§ Direction: Reproduce each line exactly, including spacing and punctuation.

§ Data entries:
↓

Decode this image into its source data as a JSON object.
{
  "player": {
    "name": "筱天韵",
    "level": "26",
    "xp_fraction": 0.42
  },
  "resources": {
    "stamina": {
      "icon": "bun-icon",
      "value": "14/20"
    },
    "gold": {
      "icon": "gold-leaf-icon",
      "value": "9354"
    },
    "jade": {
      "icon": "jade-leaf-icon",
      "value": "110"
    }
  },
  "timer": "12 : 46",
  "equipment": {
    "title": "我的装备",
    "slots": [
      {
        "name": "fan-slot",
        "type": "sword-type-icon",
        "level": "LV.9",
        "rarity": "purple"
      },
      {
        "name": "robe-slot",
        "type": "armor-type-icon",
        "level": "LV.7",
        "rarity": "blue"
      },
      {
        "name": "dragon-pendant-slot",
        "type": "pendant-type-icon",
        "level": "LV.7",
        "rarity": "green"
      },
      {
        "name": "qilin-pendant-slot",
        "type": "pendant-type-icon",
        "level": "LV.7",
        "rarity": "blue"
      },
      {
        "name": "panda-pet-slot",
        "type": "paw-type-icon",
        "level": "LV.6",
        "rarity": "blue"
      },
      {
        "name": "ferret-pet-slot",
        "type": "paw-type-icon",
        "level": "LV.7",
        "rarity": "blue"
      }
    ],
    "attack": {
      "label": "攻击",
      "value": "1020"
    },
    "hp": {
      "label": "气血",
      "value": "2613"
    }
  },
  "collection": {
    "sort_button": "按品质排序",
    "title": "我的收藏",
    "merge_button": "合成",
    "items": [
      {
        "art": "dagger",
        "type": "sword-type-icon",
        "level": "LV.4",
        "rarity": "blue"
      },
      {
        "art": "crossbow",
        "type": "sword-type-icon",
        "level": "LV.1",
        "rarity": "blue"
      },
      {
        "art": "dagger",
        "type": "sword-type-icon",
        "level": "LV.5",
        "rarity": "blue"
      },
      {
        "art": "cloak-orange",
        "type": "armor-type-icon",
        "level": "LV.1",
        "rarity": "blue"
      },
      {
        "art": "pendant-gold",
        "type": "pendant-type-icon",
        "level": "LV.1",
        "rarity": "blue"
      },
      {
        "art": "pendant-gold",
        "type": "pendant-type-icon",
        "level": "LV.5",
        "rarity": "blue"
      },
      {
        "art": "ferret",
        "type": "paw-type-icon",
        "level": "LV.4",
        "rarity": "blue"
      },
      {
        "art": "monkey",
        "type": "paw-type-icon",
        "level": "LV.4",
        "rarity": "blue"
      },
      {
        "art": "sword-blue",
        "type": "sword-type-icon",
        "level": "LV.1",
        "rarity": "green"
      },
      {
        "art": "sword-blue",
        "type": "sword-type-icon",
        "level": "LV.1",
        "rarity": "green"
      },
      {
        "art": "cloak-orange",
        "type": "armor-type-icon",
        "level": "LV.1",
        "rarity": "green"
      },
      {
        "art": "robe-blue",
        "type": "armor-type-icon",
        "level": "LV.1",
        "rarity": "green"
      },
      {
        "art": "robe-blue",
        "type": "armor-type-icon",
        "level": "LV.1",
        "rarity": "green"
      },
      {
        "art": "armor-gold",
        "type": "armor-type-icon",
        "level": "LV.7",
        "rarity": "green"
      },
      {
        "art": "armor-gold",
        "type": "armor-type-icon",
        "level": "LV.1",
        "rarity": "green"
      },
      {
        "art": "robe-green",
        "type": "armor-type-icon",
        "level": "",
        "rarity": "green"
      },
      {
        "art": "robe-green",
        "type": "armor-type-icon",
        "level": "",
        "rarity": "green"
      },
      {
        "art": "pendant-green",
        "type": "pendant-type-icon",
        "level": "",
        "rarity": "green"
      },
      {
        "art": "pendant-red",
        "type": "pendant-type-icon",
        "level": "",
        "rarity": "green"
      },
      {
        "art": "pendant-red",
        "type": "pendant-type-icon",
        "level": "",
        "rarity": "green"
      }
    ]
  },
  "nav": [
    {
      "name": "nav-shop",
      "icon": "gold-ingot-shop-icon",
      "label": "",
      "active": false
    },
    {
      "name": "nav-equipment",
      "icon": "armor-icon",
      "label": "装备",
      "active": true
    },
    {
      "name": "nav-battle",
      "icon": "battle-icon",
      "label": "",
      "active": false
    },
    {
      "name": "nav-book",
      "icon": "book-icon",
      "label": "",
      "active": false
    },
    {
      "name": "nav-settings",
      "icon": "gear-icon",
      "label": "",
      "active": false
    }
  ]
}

↑

§ Solution for this task:
Decode this image into its source data as a JSON object.
{
  "player": {
    "name": "筱天韵",
    "level": "26",
    "xp_fraction": 0.42
  },
  "resources": {
    "stamina": {
      "icon": "bun-icon",
      "value": "14/20"
    },
    "gold": {
      "icon": "gold-leaf-icon",
      "value": "9354"
    },
    "jade": {
      "icon": "jade-leaf-icon",
      "value": "110"
    }
  },
  "timer": "12 : 46",
  "equipment": {
    "title": "我的装备",
    "slots": [
      {
        "name": "fan-slot",
        "type": "sword-type-icon",
        "level": "LV.9",
        "rarity": "purple"
      },
      {
        "name": "robe-slot",
        "type": "armor-type-icon",
        "level": "LV.7",
        "rarity": "blue"
      },
      {
        "name": "dragon-pendant-slot",
        "type": "pendant-type-icon",
        "level": "LV.7",
        "rarity": "green"
      },
      {
        "name": "qilin-pendant-slot",
        "type": "pendant-type-icon",
        "level": "LV.7",
        "rarity": "blue"
      },
      {
        "name": "panda-pet-slot",
        "type": "paw-type-icon",
        "level": "LV.6",
        "rarity": "blue"
      },
      {
        "name": "ferret-pet-slot",
        "type": "paw-type-icon",
        "level": "LV.7",
        "rarity": "blue"
      }
    ],
    "attack": {
      "label": "攻击",
      "value": "1020"
    },
    "hp": {
      "label": "气血",
      "value": "2613"
    }
  },
  "collection": {
    "sort_button": "按品质排序",
    "title": "我的收藏",
    "merge_button": "合成",
    "items": [
      {
        "art": "dagger",
        "type": "sword-type-icon",
        "level": "LV.4",
        "rarity": "blue"
      },
      {
        "art": "crossbow",
        "type": "sword-type-icon",
        "level": "LV.1",
        "rarity": "blue"
      },
      {
        "art": "dagger",
        "type": "sword-type-icon",
        "level": "LV.5",
        "rarity": "blue"
      },
      {
        "art": "cloak-orange",
        "type": "armor-type-icon",
        "level": "LV.1",
        "rarity": "blue"
      },
      {
        "art": "pendant-gold",
        "type": "pendant-type-icon",
        "level": "LV.1",
        "rarity": "blue"
      },
      {
        "art": "pendant-gold",
        "type": "pendant-type-icon",
        "level": "LV.5",
        "rarity": "blue"
      },
      {
        "art": "ferret",
        "type": "paw-type-icon",
        "level": "LV.4",
        "rarity": "blue"
      },
      {
        "art": "monkey",
        "type": "paw-type-icon",
        "level": "LV.4",
        "rarity": "blue"
      },
      {
        "art": "sword-blue",
        "type": "sword-type-icon",
        "level": "LV.1",
        "rarity": "green"
      },
      {
        "art": "sword-blue",
        "type": "sword-type-icon",
        "level": "LV.1",
        "rarity": "green"
      },
      {
        "art": "cloak-orange",
        "type": "armor-type-icon",
        "level": "LV.1",
        "rarity": "green"
      },
      {
        "art": "robe-blue",
        "type": "armor-type-icon",
        "level": "LV.1",
        "rarity": "green"
      },
      {
        "art": "robe-blue",
        "type": "armor-type-icon",
        "level": "LV.1",
        "rarity": "green"
      },
      {
        "art": "armor-gold",
        "type": "armor-type-icon",
        "level": "LV.7",
        "rarity": "green"
      },
      {
        "art": "armor-gold",
        "type": "armor-type-icon",
        "level": "LV.1",
        "rarity": "green"
      },
      {
        "art": "robe-green",
        "type": "armor-type-icon",
        "level": "",
        "rarity": "green"
      },
      {
        "art": "robe-green",
        "type": "armor-type-icon",
        "level": "",
        "rarity": "green"
      },
      {
        "art": "pendant-green",
        "type": "pendant-type-icon",
        "level": "",
        "rarity": "green"
      },
      {
        "art": "pendant-red",
        "type": "pendant-type-icon",
        "level": "",
        "rarity": "green"
      },
      {
        "art": "pendant-red",
        "type": "pendant-type-icon",
        "level": "",
        "rarity": "green"
      }
    ]
  },
  "nav": [
    {
      "name": "nav-shop",
      "icon": "gold-ingot-shop-icon",
      "label": "",
      "active": false
    },
    {
      "name": "nav-equipment",
      "icon": "armor-icon",
      "label": "装备",
      "active": true
    },
    {
      "name": "nav-battle",
      "icon": "battle-icon",
      "label": "",
      "active": false
    },
    {
      "name": "nav-book",
      "icon": "book-icon",
      "label": "",
      "active": false
    },
    {
      "name": "nav-settings",
      "icon": "gear-icon",
      "label": "",
      "active": false
    }
  ]
}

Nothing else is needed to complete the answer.